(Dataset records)
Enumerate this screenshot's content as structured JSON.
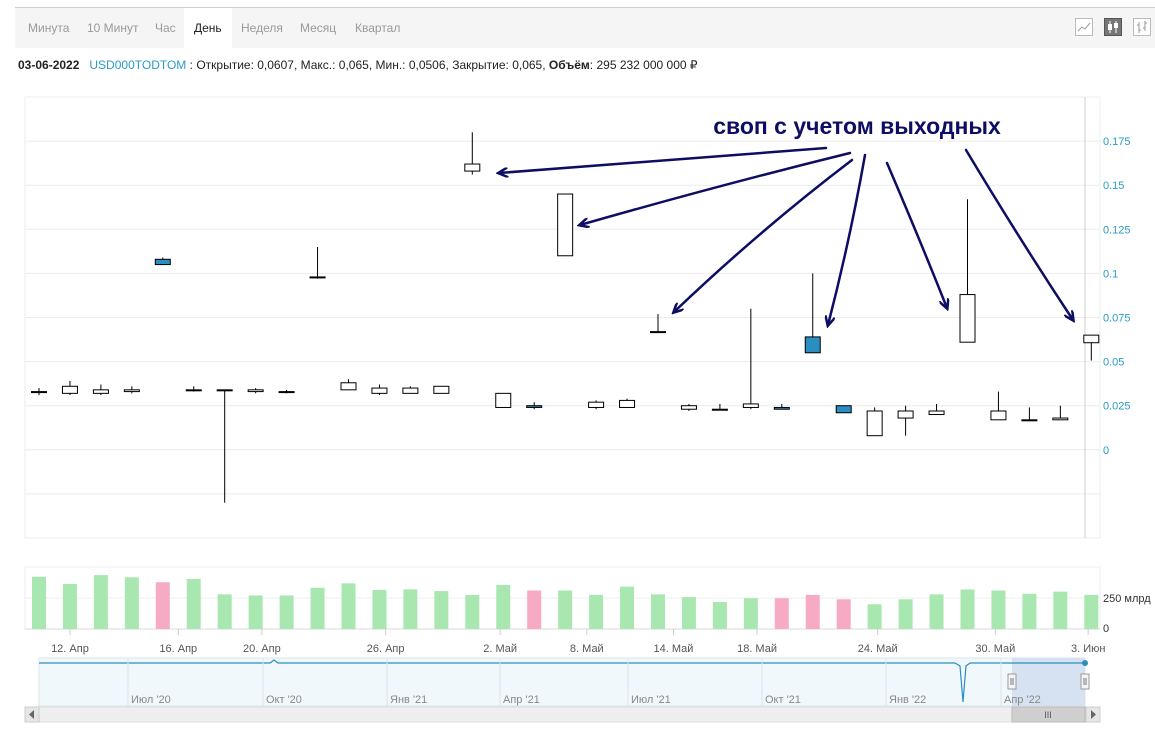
{
  "toolbar": {
    "tabs": [
      "Минута",
      "10 Минут",
      "Час",
      "День",
      "Неделя",
      "Месяц",
      "Квартал"
    ],
    "active_tab": "День",
    "chart_types": [
      "line-chart-icon",
      "candlestick-chart-icon",
      "ohlc-chart-icon"
    ]
  },
  "info": {
    "date": "03-06-2022",
    "ticker": "USD000TODTOM",
    "values": " : Открытие: 0,0607, Макс.: 0,065, Мин.: 0,0506, Закрытие: 0,065, ",
    "volume_label": "Объём",
    "volume_value": ": 295 232 000 000 ₽"
  },
  "annotation": "своп с учетом выходных",
  "colors": {
    "up": "#ffffff",
    "down": "#2a8fc0",
    "vol_up": "#a8e8b0",
    "vol_down": "#f7aac4",
    "axis_label": "#2a9bc7",
    "annotation": "#0d0d63"
  },
  "chart_data": {
    "type": "candlestick",
    "ylim": [
      -0.05,
      0.2
    ],
    "y_ticks": [
      "0.175",
      "0.15",
      "0.125",
      "0.1",
      "0.075",
      "0.05",
      "0.025",
      "0"
    ],
    "y_tick_values": [
      0.175,
      0.15,
      0.125,
      0.1,
      0.075,
      0.05,
      0.025,
      0
    ],
    "x_ticks": [
      {
        "label": "12. Апр",
        "index": 1
      },
      {
        "label": "16. Апр",
        "index": 4.5
      },
      {
        "label": "20. Апр",
        "index": 7.2
      },
      {
        "label": "26. Апр",
        "index": 11.2
      },
      {
        "label": "2. Май",
        "index": 14.9
      },
      {
        "label": "8. Май",
        "index": 17.7
      },
      {
        "label": "14. Май",
        "index": 20.5
      },
      {
        "label": "18. Май",
        "index": 23.2
      },
      {
        "label": "24. Май",
        "index": 27.1
      },
      {
        "label": "30. Май",
        "index": 30.9
      },
      {
        "label": "3. Июн",
        "index": 33.9
      }
    ],
    "candles": [
      {
        "o": 0.033,
        "h": 0.035,
        "l": 0.031,
        "c": 0.033,
        "v": 95
      },
      {
        "o": 0.032,
        "h": 0.039,
        "l": 0.031,
        "c": 0.036,
        "v": 82
      },
      {
        "o": 0.032,
        "h": 0.037,
        "l": 0.031,
        "c": 0.034,
        "v": 98
      },
      {
        "o": 0.033,
        "h": 0.036,
        "l": 0.032,
        "c": 0.034,
        "v": 94
      },
      {
        "o": 0.108,
        "h": 0.109,
        "l": 0.105,
        "c": 0.105,
        "v": 85
      },
      {
        "o": 0.034,
        "h": 0.036,
        "l": 0.033,
        "c": 0.034,
        "v": 91
      },
      {
        "o": 0.034,
        "h": 0.034,
        "l": -0.03,
        "c": 0.034,
        "v": 63
      },
      {
        "o": 0.033,
        "h": 0.035,
        "l": 0.032,
        "c": 0.034,
        "v": 61
      },
      {
        "o": 0.033,
        "h": 0.034,
        "l": 0.032,
        "c": 0.033,
        "v": 61
      },
      {
        "o": 0.098,
        "h": 0.115,
        "l": 0.097,
        "c": 0.098,
        "v": 75
      },
      {
        "o": 0.034,
        "h": 0.04,
        "l": 0.034,
        "c": 0.038,
        "v": 83
      },
      {
        "o": 0.032,
        "h": 0.037,
        "l": 0.031,
        "c": 0.035,
        "v": 71
      },
      {
        "o": 0.032,
        "h": 0.036,
        "l": 0.032,
        "c": 0.035,
        "v": 72
      },
      {
        "o": 0.032,
        "h": 0.036,
        "l": 0.032,
        "c": 0.036,
        "v": 69
      },
      {
        "o": 0.158,
        "h": 0.18,
        "l": 0.156,
        "c": 0.162,
        "v": 62
      },
      {
        "o": 0.024,
        "h": 0.032,
        "l": 0.024,
        "c": 0.032,
        "v": 80
      },
      {
        "o": 0.025,
        "h": 0.027,
        "l": 0.023,
        "c": 0.024,
        "v": 70
      },
      {
        "o": 0.11,
        "h": 0.145,
        "l": 0.11,
        "c": 0.145,
        "v": 70
      },
      {
        "o": 0.024,
        "h": 0.028,
        "l": 0.023,
        "c": 0.027,
        "v": 62
      },
      {
        "o": 0.024,
        "h": 0.029,
        "l": 0.024,
        "c": 0.028,
        "v": 77
      },
      {
        "o": 0.067,
        "h": 0.077,
        "l": 0.067,
        "c": 0.067,
        "v": 63
      },
      {
        "o": 0.023,
        "h": 0.026,
        "l": 0.022,
        "c": 0.025,
        "v": 58
      },
      {
        "o": 0.023,
        "h": 0.026,
        "l": 0.023,
        "c": 0.023,
        "v": 49
      },
      {
        "o": 0.024,
        "h": 0.08,
        "l": 0.023,
        "c": 0.026,
        "v": 56
      },
      {
        "o": 0.024,
        "h": 0.026,
        "l": 0.023,
        "c": 0.023,
        "v": 56
      },
      {
        "o": 0.064,
        "h": 0.1,
        "l": 0.055,
        "c": 0.055,
        "v": 62
      },
      {
        "o": 0.025,
        "h": 0.025,
        "l": 0.021,
        "c": 0.021,
        "v": 54
      },
      {
        "o": 0.008,
        "h": 0.024,
        "l": 0.008,
        "c": 0.022,
        "v": 45
      },
      {
        "o": 0.018,
        "h": 0.025,
        "l": 0.008,
        "c": 0.022,
        "v": 54
      },
      {
        "o": 0.02,
        "h": 0.026,
        "l": 0.02,
        "c": 0.022,
        "v": 63
      },
      {
        "o": 0.061,
        "h": 0.142,
        "l": 0.061,
        "c": 0.088,
        "v": 72
      },
      {
        "o": 0.017,
        "h": 0.033,
        "l": 0.017,
        "c": 0.022,
        "v": 70
      },
      {
        "o": 0.017,
        "h": 0.024,
        "l": 0.017,
        "c": 0.017,
        "v": 64
      },
      {
        "o": 0.017,
        "h": 0.025,
        "l": 0.017,
        "c": 0.018,
        "v": 68
      },
      {
        "o": 0.0607,
        "h": 0.065,
        "l": 0.0506,
        "c": 0.065,
        "v": 62
      }
    ],
    "volume_axis_labels": [
      "250 млрд",
      "0"
    ],
    "navigator_labels": [
      "Июл '20",
      "Окт '20",
      "Янв '21",
      "Апр '21",
      "Июл '21",
      "Окт '21",
      "Янв '22",
      "Апр '22"
    ],
    "navigator_handle_label": "III"
  }
}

Task to complete >>
Pictures are excluded; output everything else in the data verbatim.

Response below >>
Enumerate this screenshot's content as structured JSON.
{
  "toolbar": {
    "tabs": [
      "Минута",
      "10 Минут",
      "Час",
      "День",
      "Неделя",
      "Месяц",
      "Квартал"
    ],
    "active_tab": "День",
    "chart_types": [
      "line-chart-icon",
      "candlestick-chart-icon",
      "ohlc-chart-icon"
    ]
  },
  "info": {
    "date": "03-06-2022",
    "ticker": "USD000TODTOM",
    "values": " : Открытие: 0,0607, Макс.: 0,065, Мин.: 0,0506, Закрытие: 0,065, ",
    "volume_label": "Объём",
    "volume_value": ": 295 232 000 000 ₽"
  },
  "annotation": "своп с учетом выходных",
  "colors": {
    "up": "#ffffff",
    "down": "#2a8fc0",
    "vol_up": "#a8e8b0",
    "vol_down": "#f7aac4",
    "axis_label": "#2a9bc7",
    "annotation": "#0d0d63"
  },
  "chart_data": {
    "type": "candlestick",
    "ylim": [
      -0.05,
      0.2
    ],
    "y_ticks": [
      "0.175",
      "0.15",
      "0.125",
      "0.1",
      "0.075",
      "0.05",
      "0.025",
      "0"
    ],
    "y_tick_values": [
      0.175,
      0.15,
      0.125,
      0.1,
      0.075,
      0.05,
      0.025,
      0
    ],
    "x_ticks": [
      {
        "label": "12. Апр",
        "index": 1
      },
      {
        "label": "16. Апр",
        "index": 4.5
      },
      {
        "label": "20. Апр",
        "index": 7.2
      },
      {
        "label": "26. Апр",
        "index": 11.2
      },
      {
        "label": "2. Май",
        "index": 14.9
      },
      {
        "label": "8. Май",
        "index": 17.7
      },
      {
        "label": "14. Май",
        "index": 20.5
      },
      {
        "label": "18. Май",
        "index": 23.2
      },
      {
        "label": "24. Май",
        "index": 27.1
      },
      {
        "label": "30. Май",
        "index": 30.9
      },
      {
        "label": "3. Июн",
        "index": 33.9
      }
    ],
    "candles": [
      {
        "o": 0.033,
        "h": 0.035,
        "l": 0.031,
        "c": 0.033,
        "v": 95
      },
      {
        "o": 0.032,
        "h": 0.039,
        "l": 0.031,
        "c": 0.036,
        "v": 82
      },
      {
        "o": 0.032,
        "h": 0.037,
        "l": 0.031,
        "c": 0.034,
        "v": 98
      },
      {
        "o": 0.033,
        "h": 0.036,
        "l": 0.032,
        "c": 0.034,
        "v": 94
      },
      {
        "o": 0.108,
        "h": 0.109,
        "l": 0.105,
        "c": 0.105,
        "v": 85
      },
      {
        "o": 0.034,
        "h": 0.036,
        "l": 0.033,
        "c": 0.034,
        "v": 91
      },
      {
        "o": 0.034,
        "h": 0.034,
        "l": -0.03,
        "c": 0.034,
        "v": 63
      },
      {
        "o": 0.033,
        "h": 0.035,
        "l": 0.032,
        "c": 0.034,
        "v": 61
      },
      {
        "o": 0.033,
        "h": 0.034,
        "l": 0.032,
        "c": 0.033,
        "v": 61
      },
      {
        "o": 0.098,
        "h": 0.115,
        "l": 0.097,
        "c": 0.098,
        "v": 75
      },
      {
        "o": 0.034,
        "h": 0.04,
        "l": 0.034,
        "c": 0.038,
        "v": 83
      },
      {
        "o": 0.032,
        "h": 0.037,
        "l": 0.031,
        "c": 0.035,
        "v": 71
      },
      {
        "o": 0.032,
        "h": 0.036,
        "l": 0.032,
        "c": 0.035,
        "v": 72
      },
      {
        "o": 0.032,
        "h": 0.036,
        "l": 0.032,
        "c": 0.036,
        "v": 69
      },
      {
        "o": 0.158,
        "h": 0.18,
        "l": 0.156,
        "c": 0.162,
        "v": 62
      },
      {
        "o": 0.024,
        "h": 0.032,
        "l": 0.024,
        "c": 0.032,
        "v": 80
      },
      {
        "o": 0.025,
        "h": 0.027,
        "l": 0.023,
        "c": 0.024,
        "v": 70
      },
      {
        "o": 0.11,
        "h": 0.145,
        "l": 0.11,
        "c": 0.145,
        "v": 70
      },
      {
        "o": 0.024,
        "h": 0.028,
        "l": 0.023,
        "c": 0.027,
        "v": 62
      },
      {
        "o": 0.024,
        "h": 0.029,
        "l": 0.024,
        "c": 0.028,
        "v": 77
      },
      {
        "o": 0.067,
        "h": 0.077,
        "l": 0.067,
        "c": 0.067,
        "v": 63
      },
      {
        "o": 0.023,
        "h": 0.026,
        "l": 0.022,
        "c": 0.025,
        "v": 58
      },
      {
        "o": 0.023,
        "h": 0.026,
        "l": 0.023,
        "c": 0.023,
        "v": 49
      },
      {
        "o": 0.024,
        "h": 0.08,
        "l": 0.023,
        "c": 0.026,
        "v": 56
      },
      {
        "o": 0.024,
        "h": 0.026,
        "l": 0.023,
        "c": 0.023,
        "v": 56
      },
      {
        "o": 0.064,
        "h": 0.1,
        "l": 0.055,
        "c": 0.055,
        "v": 62
      },
      {
        "o": 0.025,
        "h": 0.025,
        "l": 0.021,
        "c": 0.021,
        "v": 54
      },
      {
        "o": 0.008,
        "h": 0.024,
        "l": 0.008,
        "c": 0.022,
        "v": 45
      },
      {
        "o": 0.018,
        "h": 0.025,
        "l": 0.008,
        "c": 0.022,
        "v": 54
      },
      {
        "o": 0.02,
        "h": 0.026,
        "l": 0.02,
        "c": 0.022,
        "v": 63
      },
      {
        "o": 0.061,
        "h": 0.142,
        "l": 0.061,
        "c": 0.088,
        "v": 72
      },
      {
        "o": 0.017,
        "h": 0.033,
        "l": 0.017,
        "c": 0.022,
        "v": 70
      },
      {
        "o": 0.017,
        "h": 0.024,
        "l": 0.017,
        "c": 0.017,
        "v": 64
      },
      {
        "o": 0.017,
        "h": 0.025,
        "l": 0.017,
        "c": 0.018,
        "v": 68
      },
      {
        "o": 0.0607,
        "h": 0.065,
        "l": 0.0506,
        "c": 0.065,
        "v": 62
      }
    ],
    "volume_axis_labels": [
      "250 млрд",
      "0"
    ],
    "navigator_labels": [
      "Июл '20",
      "Окт '20",
      "Янв '21",
      "Апр '21",
      "Июл '21",
      "Окт '21",
      "Янв '22",
      "Апр '22"
    ],
    "navigator_handle_label": "III"
  }
}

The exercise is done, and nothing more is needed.